[Source data]
__________________________________________________

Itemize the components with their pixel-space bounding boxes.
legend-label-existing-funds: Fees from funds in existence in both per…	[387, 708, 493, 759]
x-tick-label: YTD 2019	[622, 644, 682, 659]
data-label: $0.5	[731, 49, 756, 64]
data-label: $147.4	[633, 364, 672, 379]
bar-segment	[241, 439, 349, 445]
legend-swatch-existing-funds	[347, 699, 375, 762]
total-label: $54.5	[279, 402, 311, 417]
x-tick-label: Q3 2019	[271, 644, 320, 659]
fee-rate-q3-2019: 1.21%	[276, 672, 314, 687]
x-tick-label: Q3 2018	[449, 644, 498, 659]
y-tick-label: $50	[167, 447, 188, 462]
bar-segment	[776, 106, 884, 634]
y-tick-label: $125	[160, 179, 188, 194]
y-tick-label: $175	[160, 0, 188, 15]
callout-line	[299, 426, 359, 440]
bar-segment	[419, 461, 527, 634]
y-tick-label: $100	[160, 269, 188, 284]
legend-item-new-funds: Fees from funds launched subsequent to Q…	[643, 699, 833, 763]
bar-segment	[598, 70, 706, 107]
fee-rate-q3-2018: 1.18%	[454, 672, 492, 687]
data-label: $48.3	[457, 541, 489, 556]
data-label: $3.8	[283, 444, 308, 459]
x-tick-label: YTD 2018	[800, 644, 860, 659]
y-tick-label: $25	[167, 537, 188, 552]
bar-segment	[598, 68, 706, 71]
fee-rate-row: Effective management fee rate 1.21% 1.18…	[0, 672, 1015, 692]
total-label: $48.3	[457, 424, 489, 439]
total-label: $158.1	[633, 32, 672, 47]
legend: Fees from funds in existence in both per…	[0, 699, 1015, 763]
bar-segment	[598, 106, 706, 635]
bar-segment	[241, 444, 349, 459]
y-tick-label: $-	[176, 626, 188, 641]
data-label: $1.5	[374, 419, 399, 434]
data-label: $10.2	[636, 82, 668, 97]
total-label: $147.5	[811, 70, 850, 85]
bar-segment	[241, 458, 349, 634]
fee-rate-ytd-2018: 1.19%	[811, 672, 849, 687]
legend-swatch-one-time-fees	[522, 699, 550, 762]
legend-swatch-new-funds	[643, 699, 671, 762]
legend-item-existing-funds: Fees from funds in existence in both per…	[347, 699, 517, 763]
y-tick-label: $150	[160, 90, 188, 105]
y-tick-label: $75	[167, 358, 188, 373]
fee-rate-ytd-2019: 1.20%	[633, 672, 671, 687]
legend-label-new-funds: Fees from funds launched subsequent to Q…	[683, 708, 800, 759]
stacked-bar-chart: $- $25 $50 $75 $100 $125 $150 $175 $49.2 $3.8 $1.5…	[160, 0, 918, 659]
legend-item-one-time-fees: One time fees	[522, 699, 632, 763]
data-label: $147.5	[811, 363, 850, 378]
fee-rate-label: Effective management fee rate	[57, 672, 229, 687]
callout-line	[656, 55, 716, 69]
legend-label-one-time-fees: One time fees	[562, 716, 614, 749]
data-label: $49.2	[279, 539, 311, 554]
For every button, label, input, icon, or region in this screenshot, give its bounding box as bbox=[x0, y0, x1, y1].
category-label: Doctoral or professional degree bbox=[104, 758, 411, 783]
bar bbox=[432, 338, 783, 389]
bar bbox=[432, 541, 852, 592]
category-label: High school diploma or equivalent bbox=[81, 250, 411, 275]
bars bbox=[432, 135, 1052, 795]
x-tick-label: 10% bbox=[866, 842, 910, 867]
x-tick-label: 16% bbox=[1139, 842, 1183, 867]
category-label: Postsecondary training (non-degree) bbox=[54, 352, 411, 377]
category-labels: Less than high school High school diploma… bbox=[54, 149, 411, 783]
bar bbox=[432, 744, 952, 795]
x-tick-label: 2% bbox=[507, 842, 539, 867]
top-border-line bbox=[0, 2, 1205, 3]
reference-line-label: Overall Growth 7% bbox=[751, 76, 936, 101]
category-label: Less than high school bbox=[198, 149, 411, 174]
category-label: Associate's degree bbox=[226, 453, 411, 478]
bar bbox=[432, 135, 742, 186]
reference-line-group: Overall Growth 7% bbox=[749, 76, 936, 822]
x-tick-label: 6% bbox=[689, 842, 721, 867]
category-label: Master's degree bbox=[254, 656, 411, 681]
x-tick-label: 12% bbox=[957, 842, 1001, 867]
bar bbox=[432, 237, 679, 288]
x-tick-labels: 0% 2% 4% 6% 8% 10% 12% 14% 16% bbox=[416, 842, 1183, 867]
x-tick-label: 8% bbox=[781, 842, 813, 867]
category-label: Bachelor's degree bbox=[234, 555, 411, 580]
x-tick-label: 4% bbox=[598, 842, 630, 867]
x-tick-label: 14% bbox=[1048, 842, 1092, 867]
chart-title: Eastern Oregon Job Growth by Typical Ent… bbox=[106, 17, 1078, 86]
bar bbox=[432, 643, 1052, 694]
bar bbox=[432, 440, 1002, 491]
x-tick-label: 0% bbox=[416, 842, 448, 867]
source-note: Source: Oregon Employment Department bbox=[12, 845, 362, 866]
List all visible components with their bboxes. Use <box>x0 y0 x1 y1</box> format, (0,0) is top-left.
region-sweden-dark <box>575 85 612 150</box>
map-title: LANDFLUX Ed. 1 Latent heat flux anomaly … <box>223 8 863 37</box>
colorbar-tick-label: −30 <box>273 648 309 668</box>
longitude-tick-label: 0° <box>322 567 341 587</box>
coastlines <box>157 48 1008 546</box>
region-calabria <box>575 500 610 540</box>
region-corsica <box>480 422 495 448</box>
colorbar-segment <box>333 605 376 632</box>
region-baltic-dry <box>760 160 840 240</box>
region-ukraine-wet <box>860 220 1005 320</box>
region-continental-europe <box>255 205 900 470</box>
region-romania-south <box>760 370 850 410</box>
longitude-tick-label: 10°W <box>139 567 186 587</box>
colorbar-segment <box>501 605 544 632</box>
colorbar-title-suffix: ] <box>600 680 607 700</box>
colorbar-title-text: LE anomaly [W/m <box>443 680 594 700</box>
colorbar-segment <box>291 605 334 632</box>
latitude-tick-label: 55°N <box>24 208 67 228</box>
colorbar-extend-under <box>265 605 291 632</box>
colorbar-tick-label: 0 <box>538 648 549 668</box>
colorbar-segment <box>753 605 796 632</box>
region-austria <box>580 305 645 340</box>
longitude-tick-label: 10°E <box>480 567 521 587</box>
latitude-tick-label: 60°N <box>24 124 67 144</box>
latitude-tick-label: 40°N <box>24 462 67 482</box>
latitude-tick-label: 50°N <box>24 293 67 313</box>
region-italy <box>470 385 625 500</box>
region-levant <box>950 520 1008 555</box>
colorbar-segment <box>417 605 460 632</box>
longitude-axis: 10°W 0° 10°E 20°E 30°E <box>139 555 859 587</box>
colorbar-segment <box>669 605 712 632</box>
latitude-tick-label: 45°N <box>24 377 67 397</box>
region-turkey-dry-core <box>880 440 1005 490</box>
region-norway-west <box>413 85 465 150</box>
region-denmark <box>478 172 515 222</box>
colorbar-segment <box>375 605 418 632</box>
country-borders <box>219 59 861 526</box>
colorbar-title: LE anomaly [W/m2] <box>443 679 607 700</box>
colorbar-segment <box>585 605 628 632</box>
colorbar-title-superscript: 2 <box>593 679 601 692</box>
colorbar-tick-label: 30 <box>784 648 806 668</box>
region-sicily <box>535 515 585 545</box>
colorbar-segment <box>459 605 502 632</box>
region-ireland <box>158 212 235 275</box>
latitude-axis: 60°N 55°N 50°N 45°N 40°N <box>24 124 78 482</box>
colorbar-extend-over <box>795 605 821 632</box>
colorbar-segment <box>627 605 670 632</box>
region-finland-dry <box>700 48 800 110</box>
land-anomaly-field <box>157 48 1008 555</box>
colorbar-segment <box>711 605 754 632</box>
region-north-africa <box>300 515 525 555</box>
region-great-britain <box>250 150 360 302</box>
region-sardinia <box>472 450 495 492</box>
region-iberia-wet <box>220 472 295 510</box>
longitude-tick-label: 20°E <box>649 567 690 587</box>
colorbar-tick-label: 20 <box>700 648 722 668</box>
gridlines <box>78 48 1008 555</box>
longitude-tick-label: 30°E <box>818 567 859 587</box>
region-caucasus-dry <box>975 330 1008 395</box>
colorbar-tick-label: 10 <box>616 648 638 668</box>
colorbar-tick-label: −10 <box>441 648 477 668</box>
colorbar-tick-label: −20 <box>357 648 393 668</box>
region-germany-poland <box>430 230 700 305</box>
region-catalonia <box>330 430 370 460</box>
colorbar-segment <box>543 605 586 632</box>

__________________________________________________

Description of the task> Find every line in the material that contains the word "subsequent" and copy each of those lines out in full.

Problem solution>
legend-item-new-funds: Fees from funds launched subsequent to Q…	[643, 699, 833, 763]
legend-label-new-funds: Fees from funds launched subsequent to Q…	[683, 708, 800, 759]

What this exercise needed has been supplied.